### Dataset records ###
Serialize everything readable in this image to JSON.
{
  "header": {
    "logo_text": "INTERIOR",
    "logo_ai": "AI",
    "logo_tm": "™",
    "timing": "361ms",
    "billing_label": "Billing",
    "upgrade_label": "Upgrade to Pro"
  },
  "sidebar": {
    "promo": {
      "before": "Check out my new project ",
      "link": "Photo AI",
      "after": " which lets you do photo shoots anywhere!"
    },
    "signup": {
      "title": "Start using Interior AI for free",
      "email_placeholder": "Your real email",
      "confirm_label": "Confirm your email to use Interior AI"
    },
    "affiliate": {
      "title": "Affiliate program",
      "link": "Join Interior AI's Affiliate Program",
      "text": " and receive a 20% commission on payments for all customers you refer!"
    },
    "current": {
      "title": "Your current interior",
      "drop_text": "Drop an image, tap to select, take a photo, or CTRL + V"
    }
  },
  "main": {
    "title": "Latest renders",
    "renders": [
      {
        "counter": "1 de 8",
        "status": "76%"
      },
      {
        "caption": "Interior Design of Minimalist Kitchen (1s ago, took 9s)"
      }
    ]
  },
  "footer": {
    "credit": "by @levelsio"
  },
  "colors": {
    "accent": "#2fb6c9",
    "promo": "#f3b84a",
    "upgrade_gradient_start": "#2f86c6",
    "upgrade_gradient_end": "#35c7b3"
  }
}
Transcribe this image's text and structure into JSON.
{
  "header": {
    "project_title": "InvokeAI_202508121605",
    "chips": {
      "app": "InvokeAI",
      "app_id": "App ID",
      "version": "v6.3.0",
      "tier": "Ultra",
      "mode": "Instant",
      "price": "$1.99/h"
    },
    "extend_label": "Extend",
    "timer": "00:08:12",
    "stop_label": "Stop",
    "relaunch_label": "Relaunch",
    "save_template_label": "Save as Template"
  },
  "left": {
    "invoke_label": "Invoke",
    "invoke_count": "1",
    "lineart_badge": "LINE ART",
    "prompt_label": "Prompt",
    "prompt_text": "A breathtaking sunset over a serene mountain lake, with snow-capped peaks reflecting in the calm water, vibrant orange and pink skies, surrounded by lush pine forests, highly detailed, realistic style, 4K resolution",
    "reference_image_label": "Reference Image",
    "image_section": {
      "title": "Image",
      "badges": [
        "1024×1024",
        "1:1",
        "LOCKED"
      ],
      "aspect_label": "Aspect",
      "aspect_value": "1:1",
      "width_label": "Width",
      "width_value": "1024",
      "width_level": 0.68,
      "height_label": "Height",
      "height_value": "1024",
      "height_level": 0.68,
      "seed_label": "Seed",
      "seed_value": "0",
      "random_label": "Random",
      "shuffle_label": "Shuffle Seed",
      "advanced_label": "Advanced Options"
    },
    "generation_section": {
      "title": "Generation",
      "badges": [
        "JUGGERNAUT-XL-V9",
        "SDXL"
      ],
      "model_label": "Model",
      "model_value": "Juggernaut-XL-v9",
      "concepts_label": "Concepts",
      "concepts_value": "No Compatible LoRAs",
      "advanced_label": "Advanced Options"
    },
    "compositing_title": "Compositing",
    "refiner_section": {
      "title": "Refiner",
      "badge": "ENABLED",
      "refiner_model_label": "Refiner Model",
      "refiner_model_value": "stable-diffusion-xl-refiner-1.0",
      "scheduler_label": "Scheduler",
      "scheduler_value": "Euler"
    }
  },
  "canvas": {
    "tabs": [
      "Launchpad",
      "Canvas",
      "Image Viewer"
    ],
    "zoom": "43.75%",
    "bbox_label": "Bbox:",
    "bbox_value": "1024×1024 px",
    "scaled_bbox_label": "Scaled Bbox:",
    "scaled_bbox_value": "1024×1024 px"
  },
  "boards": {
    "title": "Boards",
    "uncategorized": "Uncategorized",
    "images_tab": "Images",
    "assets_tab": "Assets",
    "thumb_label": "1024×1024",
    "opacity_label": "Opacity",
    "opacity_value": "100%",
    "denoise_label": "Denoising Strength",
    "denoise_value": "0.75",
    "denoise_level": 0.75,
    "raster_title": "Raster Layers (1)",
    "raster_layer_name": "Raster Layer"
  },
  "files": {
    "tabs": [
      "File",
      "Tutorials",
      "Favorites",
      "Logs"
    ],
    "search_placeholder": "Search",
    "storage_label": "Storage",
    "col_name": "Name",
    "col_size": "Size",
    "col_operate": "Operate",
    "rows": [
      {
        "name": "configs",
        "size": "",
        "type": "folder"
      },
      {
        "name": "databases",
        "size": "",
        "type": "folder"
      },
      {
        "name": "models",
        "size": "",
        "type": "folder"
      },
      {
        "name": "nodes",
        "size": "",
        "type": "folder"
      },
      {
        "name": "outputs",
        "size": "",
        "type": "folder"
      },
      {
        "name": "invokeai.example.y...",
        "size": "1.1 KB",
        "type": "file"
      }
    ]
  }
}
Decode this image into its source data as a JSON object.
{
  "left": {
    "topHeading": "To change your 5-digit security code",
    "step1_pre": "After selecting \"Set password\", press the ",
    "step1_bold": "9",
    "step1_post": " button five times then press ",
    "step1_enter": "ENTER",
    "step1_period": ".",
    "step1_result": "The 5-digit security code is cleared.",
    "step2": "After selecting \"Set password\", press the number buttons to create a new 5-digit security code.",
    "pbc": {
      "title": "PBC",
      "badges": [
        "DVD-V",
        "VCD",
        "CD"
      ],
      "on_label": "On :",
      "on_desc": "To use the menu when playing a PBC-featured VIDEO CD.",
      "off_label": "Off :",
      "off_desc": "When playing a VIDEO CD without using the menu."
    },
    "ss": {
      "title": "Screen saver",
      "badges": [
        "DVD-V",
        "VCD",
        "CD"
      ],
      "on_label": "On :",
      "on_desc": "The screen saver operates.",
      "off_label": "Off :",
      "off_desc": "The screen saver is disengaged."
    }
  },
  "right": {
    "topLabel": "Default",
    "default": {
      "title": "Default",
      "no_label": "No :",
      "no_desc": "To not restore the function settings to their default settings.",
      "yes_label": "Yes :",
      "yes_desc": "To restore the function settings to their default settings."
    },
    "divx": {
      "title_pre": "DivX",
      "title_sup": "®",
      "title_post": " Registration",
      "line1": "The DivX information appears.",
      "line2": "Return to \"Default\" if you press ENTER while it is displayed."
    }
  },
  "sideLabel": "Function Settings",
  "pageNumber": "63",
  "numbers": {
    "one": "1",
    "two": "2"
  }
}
###
**Stated task**
In the records above, how many lines hold the string "current"? Reply with only the number.

**Solution**
2